_STATED PROBLEM 1_
Echo, word for word, the stretch of the summary of Kidder's imploding solution below from "The non-centered rarefaction" through "to high accuracy.".

A constant density cutoff in the far field of Kidder's 1D imploding solution produces an exact analytic form even though a rarefaction suppresses the implosion.

A machine-rendered reading of the paper's core claim, the machinery that carries it, and where it could break.

The paper studies self-similar imploding solutions of the one-dimensional isentropic compressible Euler equations. Kidder's known closed-form solution is unbounded at large distances, while other smooth imploding solutions are numerically unstable. Replacing the unbounded far field with a constant density cutoff in the initial data produces a non-centered rarefaction wave that damps the implosion. Despite the damping, the modified problem still admits an exact analytic solution, which the authors derive explicitly and confirm by direct numerical simulation.

Core claim

In Kidder's formulation of the radially symmetric isentropic compressible Euler equations in one dimension, the unbounded far-field condition is replaced by a constant density cutoff in the initial data. A non-centered rarefaction then emerges from the cutoff location and suppresses the implosion, yet an exact analytic self-similar solution for the entire flow field can still be constructed and matches numerical results.

What carries the argument

The non-centered rarefaction wave that originates at the far-field density cutoff and suppresses the implosion while preserving an exact self-similar solution.

If this is right

  • The analytic solution remains numerically stable and directly computable.
  • The emerging rarefaction damps the implosion strength at late times.
  • An explicit closed-form expression is available for both density and velocity fields.
  • Numerical simulations reproduce the analytic predictions to high accuracy.

Where Pith is reading between the lines

These are editorial extensions of the paper, not claims the author makes directly.

  • The cutoff technique may supply a practical bounded test problem for codes that must handle interacting rarefactions and shocks.
  • Analogous far-field modifications could be tested on other self-similar Euler flows whose unbounded versions are known.

_STATED PROBLEM 2_
Duplicate the listing below without any change, covering only the stretch from its first line through the line that contains "data-point-mean xyxy=(719,523,730,534)", both ends included.

_RECORDS FOR THIS EXERCISE_

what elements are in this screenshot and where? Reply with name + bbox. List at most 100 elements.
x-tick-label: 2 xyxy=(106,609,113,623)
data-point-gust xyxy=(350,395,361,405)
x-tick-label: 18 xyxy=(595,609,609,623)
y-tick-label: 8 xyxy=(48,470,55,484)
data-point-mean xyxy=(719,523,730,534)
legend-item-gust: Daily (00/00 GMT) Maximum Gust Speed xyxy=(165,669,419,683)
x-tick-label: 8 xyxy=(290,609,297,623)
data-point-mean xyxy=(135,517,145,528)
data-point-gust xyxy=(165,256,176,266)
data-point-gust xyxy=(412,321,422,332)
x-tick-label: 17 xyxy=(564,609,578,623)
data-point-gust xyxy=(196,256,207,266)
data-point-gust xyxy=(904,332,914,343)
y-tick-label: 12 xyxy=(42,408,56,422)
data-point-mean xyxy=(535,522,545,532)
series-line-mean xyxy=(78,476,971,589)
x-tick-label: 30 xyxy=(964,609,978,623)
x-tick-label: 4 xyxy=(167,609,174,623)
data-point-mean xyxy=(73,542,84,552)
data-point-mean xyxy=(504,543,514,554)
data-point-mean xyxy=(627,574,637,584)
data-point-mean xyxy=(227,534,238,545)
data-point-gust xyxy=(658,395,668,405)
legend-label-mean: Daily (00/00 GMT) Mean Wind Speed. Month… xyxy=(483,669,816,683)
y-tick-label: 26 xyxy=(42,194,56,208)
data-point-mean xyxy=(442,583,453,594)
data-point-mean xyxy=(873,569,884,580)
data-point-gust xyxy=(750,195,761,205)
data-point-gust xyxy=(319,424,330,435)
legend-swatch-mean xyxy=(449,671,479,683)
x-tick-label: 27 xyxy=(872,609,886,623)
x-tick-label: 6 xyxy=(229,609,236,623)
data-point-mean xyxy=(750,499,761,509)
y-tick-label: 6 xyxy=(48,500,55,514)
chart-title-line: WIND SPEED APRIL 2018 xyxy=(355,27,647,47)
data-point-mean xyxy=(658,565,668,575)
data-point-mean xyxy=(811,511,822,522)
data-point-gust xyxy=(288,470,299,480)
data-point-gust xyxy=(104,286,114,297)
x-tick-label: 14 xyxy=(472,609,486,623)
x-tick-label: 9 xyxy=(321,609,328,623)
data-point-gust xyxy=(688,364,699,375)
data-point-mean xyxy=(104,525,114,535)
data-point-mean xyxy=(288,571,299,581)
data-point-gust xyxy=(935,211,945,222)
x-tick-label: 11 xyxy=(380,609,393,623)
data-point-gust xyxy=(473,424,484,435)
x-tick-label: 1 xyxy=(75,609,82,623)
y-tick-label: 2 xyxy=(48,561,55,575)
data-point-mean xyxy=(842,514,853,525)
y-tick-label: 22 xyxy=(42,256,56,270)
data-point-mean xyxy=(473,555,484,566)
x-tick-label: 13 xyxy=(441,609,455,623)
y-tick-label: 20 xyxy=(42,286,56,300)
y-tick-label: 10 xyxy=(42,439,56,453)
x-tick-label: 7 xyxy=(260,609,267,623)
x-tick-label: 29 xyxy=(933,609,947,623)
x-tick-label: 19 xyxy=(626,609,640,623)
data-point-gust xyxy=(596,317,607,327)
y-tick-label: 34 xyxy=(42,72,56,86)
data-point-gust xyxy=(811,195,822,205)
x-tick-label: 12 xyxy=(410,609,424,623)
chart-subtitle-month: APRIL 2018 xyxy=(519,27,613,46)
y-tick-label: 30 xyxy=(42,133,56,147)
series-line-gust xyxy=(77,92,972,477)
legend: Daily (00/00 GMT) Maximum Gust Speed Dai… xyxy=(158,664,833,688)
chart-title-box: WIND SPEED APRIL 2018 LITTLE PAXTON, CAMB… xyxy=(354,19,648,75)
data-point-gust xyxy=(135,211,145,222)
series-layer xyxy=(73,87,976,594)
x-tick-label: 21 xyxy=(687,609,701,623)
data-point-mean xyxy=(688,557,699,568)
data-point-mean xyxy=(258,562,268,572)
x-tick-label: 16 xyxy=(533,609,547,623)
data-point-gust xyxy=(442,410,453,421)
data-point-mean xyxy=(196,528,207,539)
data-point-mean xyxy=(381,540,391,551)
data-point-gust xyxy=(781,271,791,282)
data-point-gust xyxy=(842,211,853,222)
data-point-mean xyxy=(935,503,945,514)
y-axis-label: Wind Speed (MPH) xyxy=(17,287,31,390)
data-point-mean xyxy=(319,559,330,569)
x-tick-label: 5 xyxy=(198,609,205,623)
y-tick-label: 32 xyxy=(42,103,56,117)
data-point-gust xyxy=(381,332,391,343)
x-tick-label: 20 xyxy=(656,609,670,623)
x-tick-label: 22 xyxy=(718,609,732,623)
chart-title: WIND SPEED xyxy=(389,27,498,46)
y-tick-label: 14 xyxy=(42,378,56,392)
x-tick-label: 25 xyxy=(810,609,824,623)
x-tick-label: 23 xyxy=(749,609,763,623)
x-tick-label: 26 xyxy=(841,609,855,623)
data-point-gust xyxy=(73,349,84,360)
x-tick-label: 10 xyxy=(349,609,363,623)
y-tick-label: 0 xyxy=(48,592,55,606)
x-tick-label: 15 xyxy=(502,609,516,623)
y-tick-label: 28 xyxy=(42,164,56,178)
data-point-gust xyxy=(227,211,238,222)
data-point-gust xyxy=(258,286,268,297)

_FULL ANSWER 1_
The non-centered rarefaction wave that originates at the far-field density cutoff and suppresses the implosion while preserving an exact self-similar solution.

If this is right

  • The analytic solution remains numerically stable and directly computable.
  • The emerging rarefaction damps the implosion strength at late times.
  • An explicit closed-form expression is available for both density and velocity fields.
  • Numerical simulations reproduce the analytic predictions to high accuracy.

_FULL ANSWER 2_
what elements are in this screenshot and where? Reply with name + bbox. List at most 100 elements.
x-tick-label: 2 xyxy=(106,609,113,623)
data-point-gust xyxy=(350,395,361,405)
x-tick-label: 18 xyxy=(595,609,609,623)
y-tick-label: 8 xyxy=(48,470,55,484)
data-point-mean xyxy=(719,523,730,534)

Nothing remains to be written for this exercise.